▶ Extract to read
━━━━━━━━━━━━━━━━━━━━
Enrico Rocca (b. Turin, 21 April 1847 – Genova, 9 June 1915) was an Italian violin maker of the 19th and the 20th Centuries and son of Giuseppe Rocca.

Although he worked differently from his father Giuseppe Rocca, Enrico's  work takes more inspiration from Eugenio Praga.

Biography 
Enrico Rocca was son of Giuseppe, who is considered probably the most important maker of the 19th century; Enrico  had a very hard life and he wasn't trained all the way by his father.
The loss of his father at the age of 19 forced him to run away from his family.  He ended up working  as a boatman, a sailor, a ship carpenter (for many years) and a woodworker. He opened his workshop in 1878.

After twenty years passed on the docks of the port of Genova, he began violin making building mainly six strings lombard mandolins and guitars; he started making violins only after 1890.
By the turn of the century and after Praga's death (1901), Enrico Rocca became the pre-eminent violin maker in Genoa.
His work is always dominated by a great spontaneity and reveals a strong personality. He was consistent in his production as well as style till his death.

His preferred models were Guarneri, Stradivari and Amati.
Enrico Rocca's instruments are much appreciated today.
━━━━━━━━━━━━━━━━━━━━
[Labeled box data]
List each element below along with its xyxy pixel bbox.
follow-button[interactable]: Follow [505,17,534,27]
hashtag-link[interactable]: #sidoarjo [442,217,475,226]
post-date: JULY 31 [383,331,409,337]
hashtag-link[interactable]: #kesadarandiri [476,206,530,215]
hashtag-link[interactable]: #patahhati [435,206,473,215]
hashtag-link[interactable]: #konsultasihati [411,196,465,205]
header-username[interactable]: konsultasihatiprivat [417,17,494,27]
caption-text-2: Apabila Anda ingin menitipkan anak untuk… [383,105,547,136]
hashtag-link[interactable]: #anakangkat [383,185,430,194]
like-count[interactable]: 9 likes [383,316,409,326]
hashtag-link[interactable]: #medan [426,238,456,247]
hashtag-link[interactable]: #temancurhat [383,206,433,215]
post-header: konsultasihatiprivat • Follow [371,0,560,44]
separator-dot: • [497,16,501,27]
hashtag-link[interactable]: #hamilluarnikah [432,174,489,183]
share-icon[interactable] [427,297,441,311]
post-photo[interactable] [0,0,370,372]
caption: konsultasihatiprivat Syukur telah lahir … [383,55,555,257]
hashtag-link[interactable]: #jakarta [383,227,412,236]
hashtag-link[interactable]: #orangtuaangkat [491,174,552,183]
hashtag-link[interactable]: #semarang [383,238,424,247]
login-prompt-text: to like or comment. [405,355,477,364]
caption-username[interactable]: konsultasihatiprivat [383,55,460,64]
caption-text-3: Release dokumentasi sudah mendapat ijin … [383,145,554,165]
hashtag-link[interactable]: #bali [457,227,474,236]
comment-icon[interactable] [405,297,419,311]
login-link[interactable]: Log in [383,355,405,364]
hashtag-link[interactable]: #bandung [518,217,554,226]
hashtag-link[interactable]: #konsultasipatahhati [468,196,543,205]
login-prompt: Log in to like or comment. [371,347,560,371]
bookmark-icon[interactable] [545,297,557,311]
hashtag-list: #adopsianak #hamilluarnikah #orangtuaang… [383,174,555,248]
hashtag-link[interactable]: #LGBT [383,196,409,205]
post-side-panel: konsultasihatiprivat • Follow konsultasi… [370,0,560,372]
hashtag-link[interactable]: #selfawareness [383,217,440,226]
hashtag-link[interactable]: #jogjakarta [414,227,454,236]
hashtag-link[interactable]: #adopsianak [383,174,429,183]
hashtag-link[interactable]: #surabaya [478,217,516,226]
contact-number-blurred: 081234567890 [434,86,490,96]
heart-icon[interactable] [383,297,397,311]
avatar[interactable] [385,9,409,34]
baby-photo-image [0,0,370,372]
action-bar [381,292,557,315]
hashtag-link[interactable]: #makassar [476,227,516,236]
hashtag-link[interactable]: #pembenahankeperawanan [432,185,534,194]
━━━━━━━━━━━━━━━━━━━━
▶ Stated goal
Copy the biography of Enrico Rocca verbatim between "His work is" and "Stradivari and Amati.", inclusive. The labeled box data plays no part in what comes next.

▶ Worked solution
His work is always dominated by a great spontaneity and reveals a strong personality. He was consistent in his production as well as style till his death.

His preferred models were Guarneri, Stradivari and Amati.